Extracted records:
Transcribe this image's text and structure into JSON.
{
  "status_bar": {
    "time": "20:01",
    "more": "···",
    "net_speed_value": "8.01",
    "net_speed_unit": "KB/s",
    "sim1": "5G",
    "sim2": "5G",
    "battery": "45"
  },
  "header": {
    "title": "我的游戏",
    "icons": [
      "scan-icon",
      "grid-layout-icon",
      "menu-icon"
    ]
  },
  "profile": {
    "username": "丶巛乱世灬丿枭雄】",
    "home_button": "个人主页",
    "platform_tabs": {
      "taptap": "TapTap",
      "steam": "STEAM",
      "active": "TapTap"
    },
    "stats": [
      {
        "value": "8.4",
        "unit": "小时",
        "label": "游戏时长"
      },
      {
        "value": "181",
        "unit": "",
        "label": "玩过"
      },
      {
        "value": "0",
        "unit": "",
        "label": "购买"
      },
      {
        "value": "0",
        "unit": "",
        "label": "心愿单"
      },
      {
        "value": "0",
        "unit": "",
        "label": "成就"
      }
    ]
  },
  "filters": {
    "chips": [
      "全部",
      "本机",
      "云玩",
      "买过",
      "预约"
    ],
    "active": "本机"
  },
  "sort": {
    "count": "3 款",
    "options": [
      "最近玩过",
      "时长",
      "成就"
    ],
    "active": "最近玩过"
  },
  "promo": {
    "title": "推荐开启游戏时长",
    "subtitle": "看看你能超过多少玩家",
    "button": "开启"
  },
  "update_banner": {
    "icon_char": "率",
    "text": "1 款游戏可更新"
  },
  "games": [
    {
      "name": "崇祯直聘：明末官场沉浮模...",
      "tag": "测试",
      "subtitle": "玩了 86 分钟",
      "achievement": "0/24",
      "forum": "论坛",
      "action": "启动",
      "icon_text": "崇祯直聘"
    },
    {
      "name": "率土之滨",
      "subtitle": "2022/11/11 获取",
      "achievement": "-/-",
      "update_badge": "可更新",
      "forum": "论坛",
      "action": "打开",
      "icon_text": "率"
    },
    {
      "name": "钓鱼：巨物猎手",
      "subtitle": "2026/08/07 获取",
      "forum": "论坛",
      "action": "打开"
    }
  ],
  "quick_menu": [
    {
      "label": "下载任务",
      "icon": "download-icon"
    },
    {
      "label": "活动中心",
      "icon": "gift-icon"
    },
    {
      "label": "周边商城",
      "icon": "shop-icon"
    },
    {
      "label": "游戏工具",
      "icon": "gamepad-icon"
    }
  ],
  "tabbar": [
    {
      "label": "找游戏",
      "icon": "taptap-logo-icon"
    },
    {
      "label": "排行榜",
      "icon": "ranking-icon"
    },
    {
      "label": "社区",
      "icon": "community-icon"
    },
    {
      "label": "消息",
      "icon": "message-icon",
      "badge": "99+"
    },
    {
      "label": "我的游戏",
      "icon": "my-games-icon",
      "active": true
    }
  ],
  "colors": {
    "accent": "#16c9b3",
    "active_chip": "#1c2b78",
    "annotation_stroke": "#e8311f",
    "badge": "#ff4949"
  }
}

* DIRECTIONS *
Repeat the material above exactly.

* WORKED ANSWER *
Transcribe this image's text and structure into JSON.
{
  "status_bar": {
    "time": "20:01",
    "more": "···",
    "net_speed_value": "8.01",
    "net_speed_unit": "KB/s",
    "sim1": "5G",
    "sim2": "5G",
    "battery": "45"
  },
  "header": {
    "title": "我的游戏",
    "icons": [
      "scan-icon",
      "grid-layout-icon",
      "menu-icon"
    ]
  },
  "profile": {
    "username": "丶巛乱世灬丿枭雄】",
    "home_button": "个人主页",
    "platform_tabs": {
      "taptap": "TapTap",
      "steam": "STEAM",
      "active": "TapTap"
    },
    "stats": [
      {
        "value": "8.4",
        "unit": "小时",
        "label": "游戏时长"
      },
      {
        "value": "181",
        "unit": "",
        "label": "玩过"
      },
      {
        "value": "0",
        "unit": "",
        "label": "购买"
      },
      {
        "value": "0",
        "unit": "",
        "label": "心愿单"
      },
      {
        "value": "0",
        "unit": "",
        "label": "成就"
      }
    ]
  },
  "filters": {
    "chips": [
      "全部",
      "本机",
      "云玩",
      "买过",
      "预约"
    ],
    "active": "本机"
  },
  "sort": {
    "count": "3 款",
    "options": [
      "最近玩过",
      "时长",
      "成就"
    ],
    "active": "最近玩过"
  },
  "promo": {
    "title": "推荐开启游戏时长",
    "subtitle": "看看你能超过多少玩家",
    "button": "开启"
  },
  "update_banner": {
    "icon_char": "率",
    "text": "1 款游戏可更新"
  },
  "games": [
    {
      "name": "崇祯直聘：明末官场沉浮模...",
      "tag": "测试",
      "subtitle": "玩了 86 分钟",
      "achievement": "0/24",
      "forum": "论坛",
      "action": "启动",
      "icon_text": "崇祯直聘"
    },
    {
      "name": "率土之滨",
      "subtitle": "2022/11/11 获取",
      "achievement": "-/-",
      "update_badge": "可更新",
      "forum": "论坛",
      "action": "打开",
      "icon_text": "率"
    },
    {
      "name": "钓鱼：巨物猎手",
      "subtitle": "2026/08/07 获取",
      "forum": "论坛",
      "action": "打开"
    }
  ],
  "quick_menu": [
    {
      "label": "下载任务",
      "icon": "download-icon"
    },
    {
      "label": "活动中心",
      "icon": "gift-icon"
    },
    {
      "label": "周边商城",
      "icon": "shop-icon"
    },
    {
      "label": "游戏工具",
      "icon": "gamepad-icon"
    }
  ],
  "tabbar": [
    {
      "label": "找游戏",
      "icon": "taptap-logo-icon"
    },
    {
      "label": "排行榜",
      "icon": "ranking-icon"
    },
    {
      "label": "社区",
      "icon": "community-icon"
    },
    {
      "label": "消息",
      "icon": "message-icon",
      "badge": "99+"
    },
    {
      "label": "我的游戏",
      "icon": "my-games-icon",
      "active": true
    }
  ],
  "colors": {
    "accent": "#16c9b3",
    "active_chip": "#1c2b78",
    "annotation_stroke": "#e8311f",
    "badge": "#ff4949"
  }
}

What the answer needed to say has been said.